**Extracted information**
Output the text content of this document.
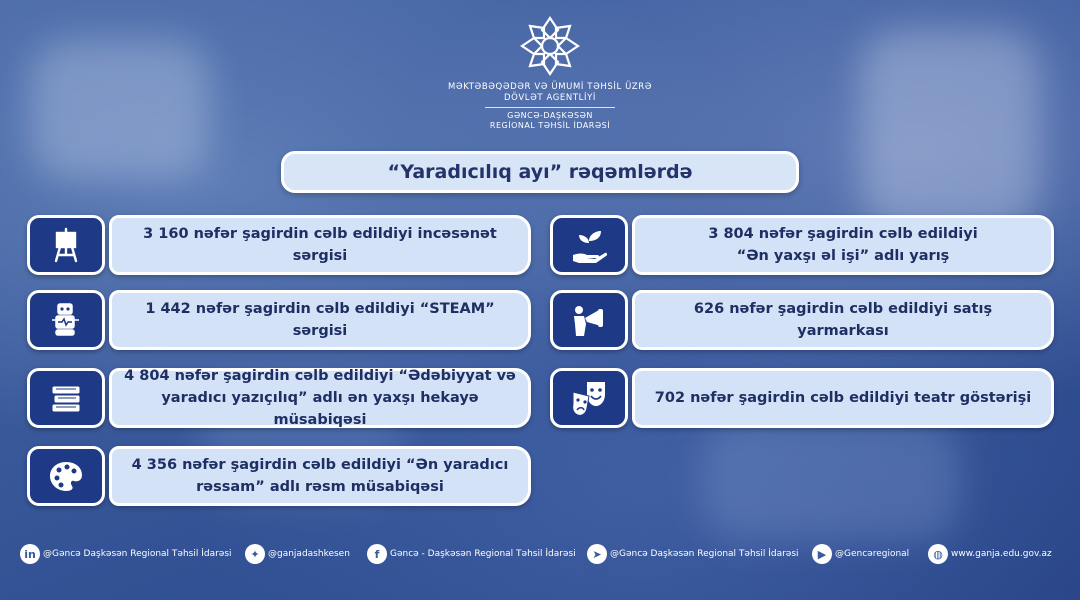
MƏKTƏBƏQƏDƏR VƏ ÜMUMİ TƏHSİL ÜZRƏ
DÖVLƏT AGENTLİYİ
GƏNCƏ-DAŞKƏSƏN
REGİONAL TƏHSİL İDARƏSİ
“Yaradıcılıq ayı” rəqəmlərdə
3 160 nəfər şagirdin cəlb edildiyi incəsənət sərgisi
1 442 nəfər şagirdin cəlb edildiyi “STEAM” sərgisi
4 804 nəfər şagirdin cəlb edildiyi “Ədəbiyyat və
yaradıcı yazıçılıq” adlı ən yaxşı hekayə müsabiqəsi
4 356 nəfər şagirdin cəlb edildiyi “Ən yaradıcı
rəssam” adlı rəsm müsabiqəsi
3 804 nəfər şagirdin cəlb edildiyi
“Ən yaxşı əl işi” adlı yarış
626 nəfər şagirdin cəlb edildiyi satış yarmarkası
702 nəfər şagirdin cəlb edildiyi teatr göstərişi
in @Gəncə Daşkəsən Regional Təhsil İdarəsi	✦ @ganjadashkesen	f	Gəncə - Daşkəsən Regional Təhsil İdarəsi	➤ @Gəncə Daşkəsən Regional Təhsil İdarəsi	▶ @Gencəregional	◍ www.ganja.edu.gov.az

**What you are asked to do**
Your answer should be one number: how many lines of the listing include the word "şagirdin".

**Written response**
7